### Do this
Rewrite the data below, changing every "FancyBboxPatch" to "RoundedBox" and keeping everything else the same.

#### Data for this task

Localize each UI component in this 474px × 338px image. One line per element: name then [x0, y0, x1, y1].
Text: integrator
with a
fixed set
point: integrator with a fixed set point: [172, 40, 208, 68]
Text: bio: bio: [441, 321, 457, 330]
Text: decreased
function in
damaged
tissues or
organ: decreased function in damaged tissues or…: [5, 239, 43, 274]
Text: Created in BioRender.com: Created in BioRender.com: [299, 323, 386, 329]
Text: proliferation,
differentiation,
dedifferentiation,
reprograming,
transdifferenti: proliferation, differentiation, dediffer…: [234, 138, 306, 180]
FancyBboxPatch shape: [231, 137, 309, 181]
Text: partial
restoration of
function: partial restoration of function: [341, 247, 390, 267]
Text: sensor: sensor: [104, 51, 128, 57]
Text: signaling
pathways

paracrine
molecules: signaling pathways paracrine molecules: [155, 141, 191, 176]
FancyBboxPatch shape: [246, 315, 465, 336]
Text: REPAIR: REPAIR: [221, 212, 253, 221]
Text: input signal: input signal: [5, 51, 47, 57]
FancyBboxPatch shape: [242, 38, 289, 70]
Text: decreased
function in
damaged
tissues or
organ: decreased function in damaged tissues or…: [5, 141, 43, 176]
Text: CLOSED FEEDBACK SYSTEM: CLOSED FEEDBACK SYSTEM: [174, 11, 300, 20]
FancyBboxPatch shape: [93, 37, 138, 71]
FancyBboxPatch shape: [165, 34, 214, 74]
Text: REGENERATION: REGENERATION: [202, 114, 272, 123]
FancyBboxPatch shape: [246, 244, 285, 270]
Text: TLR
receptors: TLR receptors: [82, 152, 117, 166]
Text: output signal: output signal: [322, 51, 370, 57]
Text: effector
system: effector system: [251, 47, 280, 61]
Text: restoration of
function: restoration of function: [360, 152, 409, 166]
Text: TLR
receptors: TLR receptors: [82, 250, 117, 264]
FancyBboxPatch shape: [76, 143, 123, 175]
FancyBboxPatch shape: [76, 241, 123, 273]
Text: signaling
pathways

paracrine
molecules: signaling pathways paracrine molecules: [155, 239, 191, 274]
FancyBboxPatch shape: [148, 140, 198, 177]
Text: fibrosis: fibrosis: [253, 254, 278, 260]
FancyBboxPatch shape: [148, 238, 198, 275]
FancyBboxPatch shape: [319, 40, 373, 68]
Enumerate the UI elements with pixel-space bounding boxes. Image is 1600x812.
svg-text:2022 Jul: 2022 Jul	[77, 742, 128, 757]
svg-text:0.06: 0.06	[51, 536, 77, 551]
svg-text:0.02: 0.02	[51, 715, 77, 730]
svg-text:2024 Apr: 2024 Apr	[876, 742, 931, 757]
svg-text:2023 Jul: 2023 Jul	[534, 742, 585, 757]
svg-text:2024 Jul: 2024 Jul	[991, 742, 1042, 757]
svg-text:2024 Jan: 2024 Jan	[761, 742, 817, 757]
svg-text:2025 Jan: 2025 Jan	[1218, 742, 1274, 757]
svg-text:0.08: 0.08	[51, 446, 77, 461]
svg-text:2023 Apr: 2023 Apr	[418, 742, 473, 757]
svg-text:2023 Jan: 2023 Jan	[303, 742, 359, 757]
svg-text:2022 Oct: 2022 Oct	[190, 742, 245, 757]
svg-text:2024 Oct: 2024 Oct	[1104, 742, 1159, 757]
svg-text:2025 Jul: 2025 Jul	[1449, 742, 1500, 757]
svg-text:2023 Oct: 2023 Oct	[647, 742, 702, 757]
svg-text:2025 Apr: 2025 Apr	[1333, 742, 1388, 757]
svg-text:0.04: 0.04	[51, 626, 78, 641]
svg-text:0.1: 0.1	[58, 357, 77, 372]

########

### Task answer
Localize each UI component in this 474px × 338px image. One line per element: name then [x0, y0, x1, y1].
Text: integrator
with a
fixed set
point: integrator with a fixed set point: [172, 40, 208, 68]
Text: bio: bio: [441, 321, 457, 330]
Text: decreased
function in
damaged
tissues or
organ: decreased function in damaged tissues or…: [5, 239, 43, 274]
Text: Created in BioRender.com: Created in BioRender.com: [299, 323, 386, 329]
Text: proliferation,
differentiation,
dedifferentiation,
reprograming,
transdifferenti: proliferation, differentiation, dediffer…: [234, 138, 306, 180]
RoundedBox shape: [231, 137, 309, 181]
Text: partial
restoration of
function: partial restoration of function: [341, 247, 390, 267]
Text: sensor: sensor: [104, 51, 128, 57]
Text: signaling
pathways

paracrine
molecules: signaling pathways paracrine molecules: [155, 141, 191, 176]
RoundedBox shape: [246, 315, 465, 336]
Text: REPAIR: REPAIR: [221, 212, 253, 221]
Text: input signal: input signal: [5, 51, 47, 57]
RoundedBox shape: [242, 38, 289, 70]
Text: decreased
function in
damaged
tissues or
organ: decreased function in damaged tissues or…: [5, 141, 43, 176]
Text: CLOSED FEEDBACK SYSTEM: CLOSED FEEDBACK SYSTEM: [174, 11, 300, 20]
RoundedBox shape: [93, 37, 138, 71]
RoundedBox shape: [165, 34, 214, 74]
Text: REGENERATION: REGENERATION: [202, 114, 272, 123]
RoundedBox shape: [246, 244, 285, 270]
Text: TLR
receptors: TLR receptors: [82, 152, 117, 166]
Text: output signal: output signal: [322, 51, 370, 57]
Text: effector
system: effector system: [251, 47, 280, 61]
Text: restoration of
function: restoration of function: [360, 152, 409, 166]
Text: TLR
receptors: TLR receptors: [82, 250, 117, 264]
RoundedBox shape: [76, 143, 123, 175]
RoundedBox shape: [76, 241, 123, 273]
Text: signaling
pathways

paracrine
molecules: signaling pathways paracrine molecules: [155, 239, 191, 274]
RoundedBox shape: [148, 140, 198, 177]
Text: fibrosis: fibrosis: [253, 254, 278, 260]
RoundedBox shape: [148, 238, 198, 275]
RoundedBox shape: [319, 40, 373, 68]
Enumerate the UI elements with pixel-space bounding boxes. Image is 1600x812.
svg-text:2022 Jul: 2022 Jul	[77, 742, 128, 757]
svg-text:0.06: 0.06	[51, 536, 77, 551]
svg-text:0.02: 0.02	[51, 715, 77, 730]
svg-text:2024 Apr: 2024 Apr	[876, 742, 931, 757]
svg-text:2023 Jul: 2023 Jul	[534, 742, 585, 757]
svg-text:2024 Jul: 2024 Jul	[991, 742, 1042, 757]
svg-text:2024 Jan: 2024 Jan	[761, 742, 817, 757]
svg-text:2025 Jan: 2025 Jan	[1218, 742, 1274, 757]
svg-text:0.08: 0.08	[51, 446, 77, 461]
svg-text:2023 Apr: 2023 Apr	[418, 742, 473, 757]
svg-text:2023 Jan: 2023 Jan	[303, 742, 359, 757]
svg-text:2022 Oct: 2022 Oct	[190, 742, 245, 757]
svg-text:2024 Oct: 2024 Oct	[1104, 742, 1159, 757]
svg-text:2025 Jul: 2025 Jul	[1449, 742, 1500, 757]
svg-text:2023 Oct: 2023 Oct	[647, 742, 702, 757]
svg-text:2025 Apr: 2025 Apr	[1333, 742, 1388, 757]
svg-text:0.04: 0.04	[51, 626, 78, 641]
svg-text:0.1: 0.1	[58, 357, 77, 372]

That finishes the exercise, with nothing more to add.